- _Aim of the exercise_
Format the data from the line with "right2-tick-label: 0.2 xyxy=(1712,799,1775,855)" up to and including the line with "data-point-M xyxy=(874,543,891,560)" as a numbered list, leaving out any blank lines.

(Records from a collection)
_ _ _ _ _ _ _

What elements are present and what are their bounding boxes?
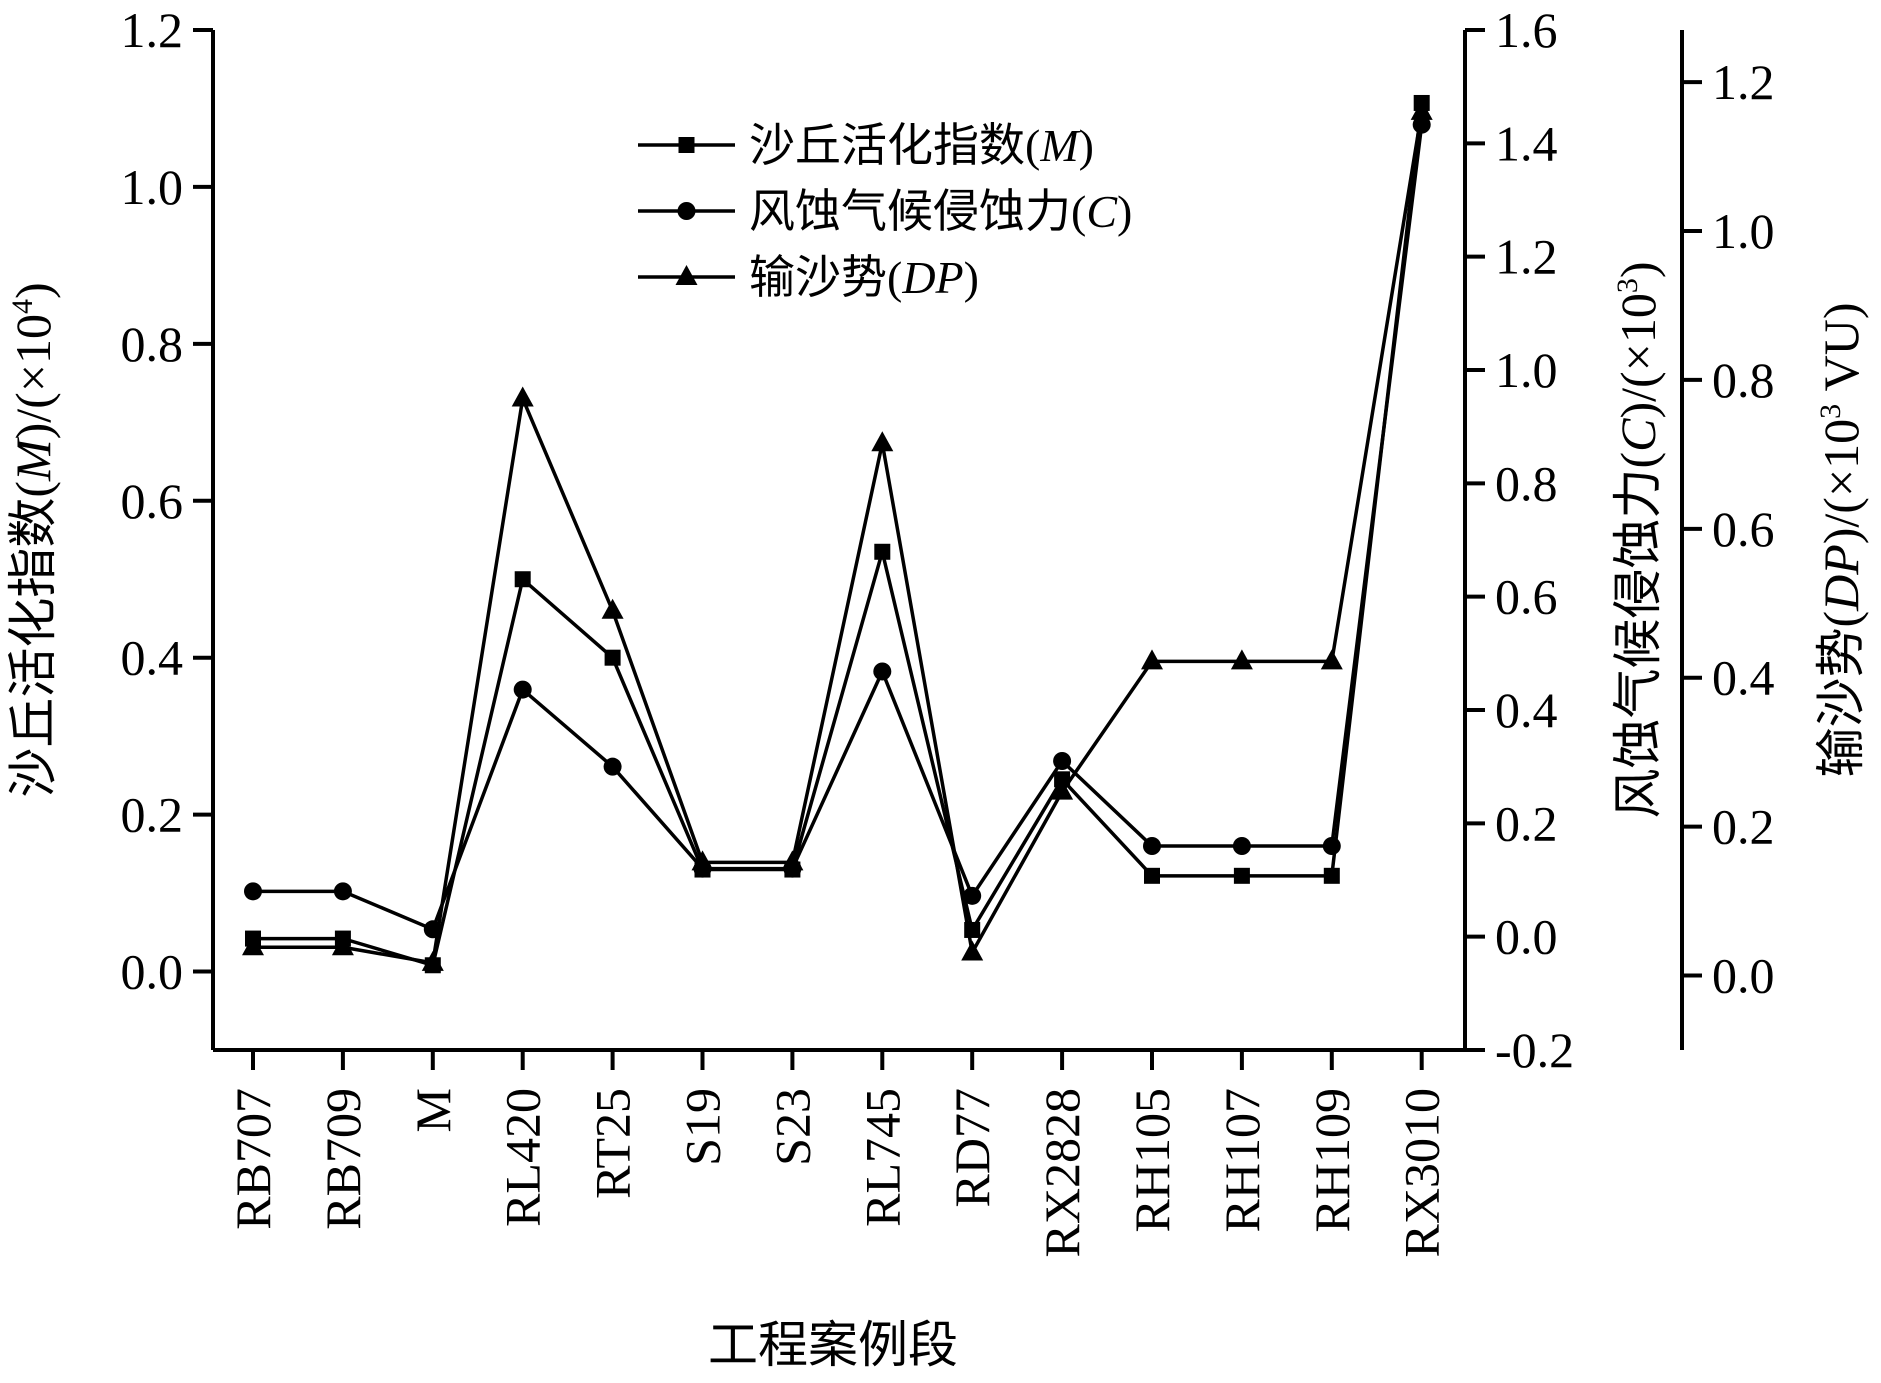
right2-tick-label: 0.2 xyxy=(1712,799,1775,855)
data-point-C xyxy=(1053,752,1072,770)
data-point-C xyxy=(963,886,982,905)
right2-axis-title: 输沙势(DP)/(×103 VU) xyxy=(1813,302,1869,777)
series-layer xyxy=(242,94,1433,974)
series-line-M xyxy=(253,102,1424,968)
data-point-DP xyxy=(781,850,804,871)
data-point-C xyxy=(1143,837,1161,855)
data-point-C xyxy=(513,680,532,699)
right1-tick-label: -0.2 xyxy=(1495,1022,1574,1078)
x-category-label: S23 xyxy=(764,1088,820,1166)
x-category-label: RL420 xyxy=(495,1088,551,1227)
data-point-C xyxy=(603,757,622,776)
data-point-M xyxy=(1323,867,1340,884)
legend-marker xyxy=(678,137,695,153)
x-axis-title: 工程案例段 xyxy=(708,1317,958,1373)
data-point-C xyxy=(333,882,352,901)
x-category-label: RH109 xyxy=(1304,1088,1360,1232)
right1-tick-label: 1.0 xyxy=(1495,342,1558,398)
data-point-M xyxy=(514,571,531,588)
data-point-DP xyxy=(1410,99,1433,120)
x-category-label: RB707 xyxy=(225,1088,281,1230)
data-point-DP xyxy=(331,935,354,956)
x-category-label: M xyxy=(405,1088,461,1132)
data-point-DP xyxy=(1230,649,1253,670)
x-category-label: RH105 xyxy=(1124,1088,1180,1232)
data-point-M xyxy=(1233,867,1250,884)
data-point-M xyxy=(1144,867,1160,884)
right1-tick-label: 0.2 xyxy=(1495,795,1558,851)
data-point-DP xyxy=(871,431,894,452)
right2-tick-label: 0.4 xyxy=(1712,650,1775,706)
axes-layer: 0.0 0.2 0.4 0.6 0.8 1.0 1.2 -0.2 0.0 0.2 0.4 0.6 0.8… xyxy=(5,2,1869,1373)
right1-tick-label: 1.2 xyxy=(1495,229,1558,285)
series-line-DP xyxy=(253,111,1424,965)
left-tick-label: 0.0 xyxy=(121,944,184,1000)
data-point-DP xyxy=(1051,779,1074,800)
data-point-DP xyxy=(1141,649,1163,670)
data-point-C xyxy=(244,882,262,901)
right2-tick-label: 1.0 xyxy=(1712,203,1775,259)
x-category-label: RT25 xyxy=(585,1088,641,1199)
series-DP xyxy=(242,99,1433,971)
legend-item-M: 沙丘活化指数(M) xyxy=(638,120,1094,171)
legend-item-C: 风蚀气候侵蚀力(C) xyxy=(638,186,1132,237)
data-point-DP xyxy=(421,950,444,971)
right1-tick-label: 1.6 xyxy=(1495,2,1558,58)
legend-marker xyxy=(677,202,696,220)
x-category-label: RD77 xyxy=(944,1088,1000,1207)
series-line-C xyxy=(253,124,1424,932)
right1-tick-label: 1.4 xyxy=(1495,115,1558,171)
data-point-DP xyxy=(511,386,534,407)
right2-tick-label: 0.6 xyxy=(1712,501,1775,557)
data-point-M xyxy=(874,543,891,560)
x-category-label: RB709 xyxy=(315,1088,371,1230)
legend-label: 输沙势(DP) xyxy=(749,252,979,303)
series-C xyxy=(244,115,1431,939)
legend-label: 风蚀气候侵蚀力(C) xyxy=(749,186,1132,237)
data-point-DP xyxy=(601,598,624,619)
legend-marker xyxy=(675,265,698,285)
right1-tick-label: 0.6 xyxy=(1495,569,1558,625)
right1-tick-label: 0.0 xyxy=(1495,909,1558,965)
x-category-label: RX3010 xyxy=(1394,1088,1450,1257)
x-category-label: RL745 xyxy=(854,1088,910,1227)
right2-tick-label: 0.8 xyxy=(1712,352,1775,408)
legend-item-DP: 输沙势(DP) xyxy=(638,252,979,303)
left-tick-label: 0.4 xyxy=(121,630,184,686)
legend: 沙丘活化指数(M) 风蚀气候侵蚀力(C) 输沙势(DP) xyxy=(638,120,1132,303)
left-tick-label: 0.2 xyxy=(121,787,184,843)
right1-axis-title: 风蚀气候侵蚀力(C)/(×103) xyxy=(1610,261,1666,818)
left-tick-label: 0.6 xyxy=(121,473,184,529)
data-point-C xyxy=(1322,837,1341,855)
right2-tick-label: 1.2 xyxy=(1712,54,1775,110)
x-category-label: RH107 xyxy=(1214,1088,1270,1232)
data-point-DP xyxy=(242,935,264,956)
data-point-DP xyxy=(1320,649,1343,670)
data-point-DP xyxy=(691,850,714,871)
left-tick-label: 0.8 xyxy=(121,316,184,372)
right1-tick-label: 0.4 xyxy=(1495,682,1558,738)
left-axis-title: 沙丘活化指数(M)/(×104) xyxy=(5,282,61,797)
x-category-label: RX2828 xyxy=(1034,1088,1090,1257)
data-point-C xyxy=(873,662,892,681)
left-tick-label: 1.0 xyxy=(121,159,184,215)
left-tick-label: 1.2 xyxy=(121,2,184,58)
x-category-label: S19 xyxy=(675,1088,731,1166)
data-point-DP xyxy=(961,940,984,961)
legend-label: 沙丘活化指数(M) xyxy=(749,120,1094,171)
data-point-M xyxy=(604,649,621,666)
right2-tick-label: 0.0 xyxy=(1712,948,1775,1004)
data-point-C xyxy=(1232,837,1251,855)
right1-tick-label: 0.8 xyxy=(1495,455,1558,511)
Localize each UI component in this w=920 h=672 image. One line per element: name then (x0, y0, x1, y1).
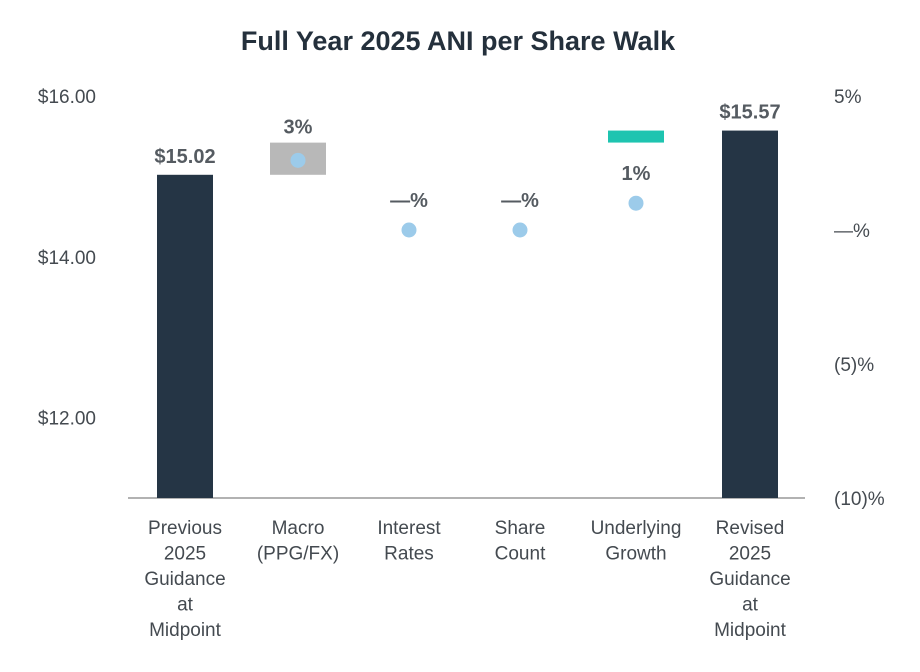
category-label-line: (PPG/FX) (257, 544, 339, 565)
category-label: Interest Rates (377, 518, 441, 565)
category-label-line: Rates (384, 544, 434, 565)
growth-points-group (290, 152, 644, 238)
right-axis-tick-label: 5% (834, 87, 862, 108)
bars-group (157, 130, 778, 499)
data-labels-group: $15.02 3% —% —% 1% $15.57 (154, 102, 780, 212)
growth-point (512, 222, 528, 238)
total-bar (722, 130, 778, 498)
data-label: 1% (622, 163, 651, 185)
category-labels-group: Previous 2025 Guidance at Midpoint Macro (PPG/… (144, 518, 790, 641)
category-label-line: Share (495, 518, 546, 539)
category-label-line: 2025 (729, 544, 771, 565)
right-axis-tick-label: —% (834, 221, 870, 242)
left-axis-tick-label: $12.00 (38, 409, 96, 430)
category-label-line: 2025 (164, 544, 206, 565)
data-label: 3% (284, 117, 313, 139)
data-label: $15.02 (154, 146, 215, 168)
category-label: Revised 2025 Guidance at Midpoint (709, 518, 790, 641)
chart-title: Full Year 2025 ANI per Share Walk (241, 26, 676, 56)
total-bar (157, 174, 213, 499)
right-axis-tick-label: (10)% (834, 489, 885, 510)
data-label: $15.57 (719, 102, 780, 124)
growth-point (290, 152, 306, 168)
category-label-line: Growth (605, 544, 666, 565)
category-label-line: Underlying (591, 518, 682, 539)
left-axis: $12.00 $14.00 $16.00 (38, 87, 96, 430)
category-label-line: Interest (377, 518, 441, 539)
category-label-line: at (177, 595, 194, 616)
category-label-line: Guidance (144, 569, 225, 590)
category-label-line: Revised (716, 518, 785, 539)
category-label-line: Guidance (709, 569, 790, 590)
category-label-line: Count (495, 544, 546, 565)
category-label-line: at (742, 595, 759, 616)
category-label-line: Macro (272, 518, 325, 539)
change-bar (608, 130, 664, 143)
left-axis-tick-label: $14.00 (38, 248, 96, 269)
growth-point (628, 195, 644, 211)
growth-point (401, 222, 417, 238)
category-label: Share Count (495, 518, 546, 565)
category-label: Macro (PPG/FX) (257, 518, 339, 565)
left-axis-tick-label: $16.00 (38, 87, 96, 108)
right-axis: 5% —% (5)% (10)% (834, 87, 885, 510)
category-label-line: Previous (148, 518, 222, 539)
category-label-line: Midpoint (714, 620, 787, 641)
category-label: Underlying Growth (591, 518, 682, 565)
data-label: —% (501, 190, 539, 212)
category-label-line: Midpoint (149, 620, 222, 641)
category-label: Previous 2025 Guidance at Midpoint (144, 518, 225, 641)
right-axis-tick-label: (5)% (834, 355, 874, 376)
data-label: —% (390, 190, 428, 212)
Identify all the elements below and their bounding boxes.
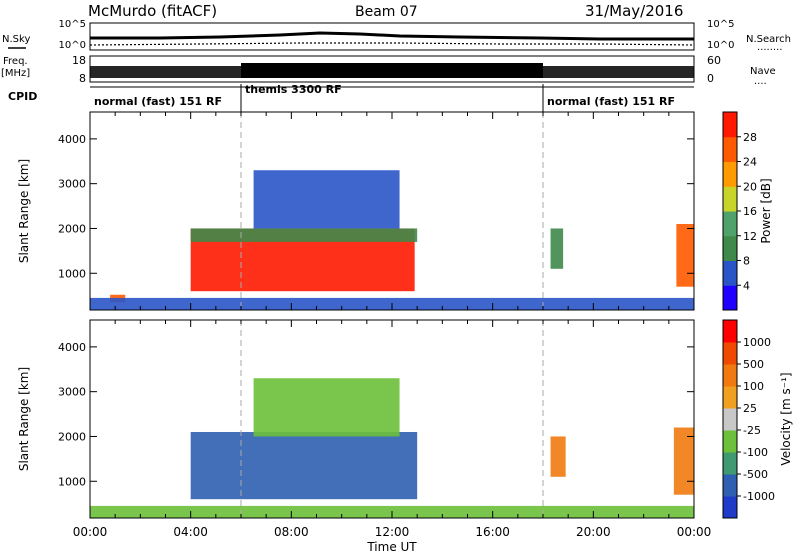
cpid-mode-label: normal (fast) 151 RF [94,95,222,108]
x-tick-label: 00:00 [677,525,712,539]
power-ylabel: Slant Range [km] [17,159,31,263]
velocity-ylabel: Slant Range [km] [17,367,31,471]
x-tick-label: 00:00 [73,525,108,539]
colorbar-tick-label: 100 [743,380,764,393]
colorbar-tick-label: 16 [743,205,757,218]
freq-label-2: [MHz] [1,68,30,79]
date-label: 31/May/2016 [585,2,683,20]
colorbar-tick-label: 20 [743,180,757,193]
colorbar-segment [723,186,737,212]
colorbar-segment [723,112,737,138]
colorbar-tick-label: 28 [743,131,757,144]
power-cbar-label: Power [dB] [759,178,773,243]
colorbar-segment [723,496,737,519]
colorbar-segment [723,320,737,343]
colorbar-tick-label: 24 [743,156,757,169]
noise-right-tick-bottom: 10^0 [707,40,734,51]
noise-panel: N.Sky 10^5 10^0 10^5 10^0 N.Search .....… [2,19,791,53]
nave-dots: .... [754,76,767,87]
scatter-region [550,436,566,477]
x-axis: 00:00 04:00 08:00 12:00 16:00 20:00 00:00 [73,525,712,539]
freq-left-tick-bottom: 8 [79,72,86,85]
freq-left-tick-top: 18 [72,54,86,67]
y-tick-label: 4000 [58,133,86,146]
power-colorbar: 4 8 12 16 20 24 28 [722,111,757,311]
cpid-mode-label: themis 3300 RF [245,83,342,96]
nave-right-tick-top: 60 [707,54,721,67]
nsky-label: N.Sky [2,34,30,45]
y-tick-label: 4000 [58,341,86,354]
colorbar-segment [723,136,737,162]
colorbar-segment [723,260,737,286]
y-tick-label: 3000 [58,386,86,399]
colorbar-segment [723,235,737,261]
nave-right-tick-bottom: 0 [707,72,714,85]
nsearch-label: N.Search [746,34,791,45]
colorbar-tick-label: -100 [743,446,768,459]
colorbar-segment [723,452,737,475]
scatter-region [673,427,694,495]
noise-left-tick-bottom: 10^0 [59,40,86,51]
x-tick-label: 16:00 [475,525,510,539]
scatter-region [190,431,418,500]
freq-trace-themis [241,63,543,78]
y-tick-label: 3000 [58,178,86,191]
power-panel: 1000 2000 3000 4000 Slant Range [km] 4 8 12 16… [17,111,773,311]
colorbar-tick-label: 4 [743,279,750,292]
x-tick-label: 20:00 [576,525,611,539]
colorbar-segment [723,408,737,431]
y-tick-label: 2000 [58,430,86,443]
noise-sky-trace [90,31,694,41]
colorbar-segment [723,364,737,387]
noise-left-tick-top: 10^5 [59,19,86,30]
velocity-colorbar: 1000 500 100 25 -25 -100 -500 -1000 [722,319,775,519]
colorbar-tick-label: -25 [743,424,761,437]
colorbar-segment [723,285,737,311]
nave-label: Nave [750,66,776,77]
x-tick-label: 12:00 [375,525,410,539]
scatter-region [190,228,418,242]
colorbar-segment [723,342,737,365]
y-tick-label: 1000 [58,475,86,488]
noise-search-trace [89,42,695,46]
colorbar-segment [723,386,737,409]
velocity-panel: 1000 2000 3000 4000 Slant Range [km] 1000 50… [17,319,793,519]
scatter-region [253,170,400,229]
colorbar-tick-label: 1000 [743,336,771,349]
scatter-region [676,223,694,287]
colorbar-tick-label: -1000 [743,490,775,503]
station-title: McMurdo (fitACF) [88,2,217,20]
nsearch-dots: ........ [757,42,782,53]
x-tick-label: 04:00 [173,525,208,539]
scatter-region [253,378,400,437]
colorbar-segment [723,474,737,497]
colorbar-tick-label: 25 [743,402,757,415]
y-tick-label: 1000 [58,267,86,280]
colorbar-segment [723,211,737,237]
cpid-mode-label: normal (fast) 151 RF [547,95,675,108]
colorbar-tick-label: -500 [743,468,768,481]
cpid-label: CPID [8,90,37,103]
colorbar-tick-label: 12 [743,230,757,243]
x-axis-label: Time UT [366,540,417,554]
cpid-panel: CPID normal (fast) 151 RF themis 3300 RF n… [8,83,694,112]
freq-label-1: Freq. [3,56,28,67]
colorbar-tick-label: 8 [743,255,750,268]
colorbar-tick-label: 500 [743,358,764,371]
beam-label: Beam 07 [355,4,418,20]
colorbar-segment [723,430,737,453]
noise-right-tick-top: 10^5 [707,19,734,30]
y-tick-label: 2000 [58,222,86,235]
x-tick-label: 08:00 [274,525,309,539]
colorbar-segment [723,161,737,187]
freq-panel: Freq. [MHz] 18 8 60 0 Nave .... [1,54,776,87]
scatter-region [550,228,564,269]
velocity-cbar-label: Velocity [m s⁻¹] [779,372,793,465]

_ _ _ _ _ _ _

- _Solved exercise_
1. right2-tick-label: 0.2 xyxy=(1712,799,1775,855)
2. data-point-C xyxy=(1053,752,1072,770)
3. data-point-C xyxy=(963,886,982,905)
4. right2-axis-title: 输沙势(DP)/(×103 VU) xyxy=(1813,302,1869,777)
5. series-layer xyxy=(242,94,1433,974)
6. series-line-M xyxy=(253,102,1424,968)
7. data-point-DP xyxy=(781,850,804,871)
8. data-point-C xyxy=(1143,837,1161,855)
9. data-point-C xyxy=(513,680,532,699)
10. right1-tick-label: -0.2 xyxy=(1495,1022,1574,1078)
11. x-category-label: S23 xyxy=(764,1088,820,1166)
12. x-category-label: RL420 xyxy=(495,1088,551,1227)
13. data-point-C xyxy=(603,757,622,776)
14. data-point-M xyxy=(1323,867,1340,884)
15. legend-marker xyxy=(678,137,695,153)
16. x-axis-title: 工程案例段 xyxy=(708,1317,958,1373)
17. data-point-C xyxy=(333,882,352,901)
18. x-category-label: RH109 xyxy=(1304,1088,1360,1232)
19. right1-tick-label: 1.0 xyxy=(1495,342,1558,398)
20. data-point-M xyxy=(514,571,531,588)
21. data-point-DP xyxy=(1410,99,1433,120)
22. x-category-label: RB707 xyxy=(225,1088,281,1230)
23. data-point-DP xyxy=(331,935,354,956)
24. x-category-label: M xyxy=(405,1088,461,1132)
25. data-point-DP xyxy=(1230,649,1253,670)
26. x-category-label: RH105 xyxy=(1124,1088,1180,1232)
27. data-point-M xyxy=(1233,867,1250,884)
28. data-point-M xyxy=(1144,867,1160,884)
29. right1-tick-label: 0.2 xyxy=(1495,795,1558,851)
30. data-point-DP xyxy=(871,431,894,452)
31. right2-tick-label: 0.4 xyxy=(1712,650,1775,706)
32. axes-layer: 0.0 0.2 0.4 0.6 0.8 1.0 1.2 -0.2 0.0 0.2 0.4 0.6 0.8… xyxy=(5,2,1869,1373)
33. right1-tick-label: 1.2 xyxy=(1495,229,1558,285)
34. series-line-DP xyxy=(253,111,1424,965)
35. left-tick-label: 0.0 xyxy=(121,944,184,1000)
36. data-point-DP xyxy=(1051,779,1074,800)
37. data-point-DP xyxy=(1141,649,1163,670)
38. data-point-C xyxy=(244,882,262,901)
39. right2-tick-label: 1.0 xyxy=(1712,203,1775,259)
40. x-category-label: RT25 xyxy=(585,1088,641,1199)
41. series-DP xyxy=(242,99,1433,971)
42. legend-item-M: 沙丘活化指数(M) xyxy=(638,120,1094,171)
43. legend-item-C: 风蚀气候侵蚀力(C) xyxy=(638,186,1132,237)
44. data-point-DP xyxy=(421,950,444,971)
45. right1-tick-label: 1.6 xyxy=(1495,2,1558,58)
46. legend-marker xyxy=(677,202,696,220)
47. x-category-label: RD77 xyxy=(944,1088,1000,1207)
48. series-line-C xyxy=(253,124,1424,932)
49. right1-tick-label: 1.4 xyxy=(1495,115,1558,171)
50. data-point-DP xyxy=(511,386,534,407)
51. right2-tick-label: 0.6 xyxy=(1712,501,1775,557)
52. data-point-M xyxy=(874,543,891,560)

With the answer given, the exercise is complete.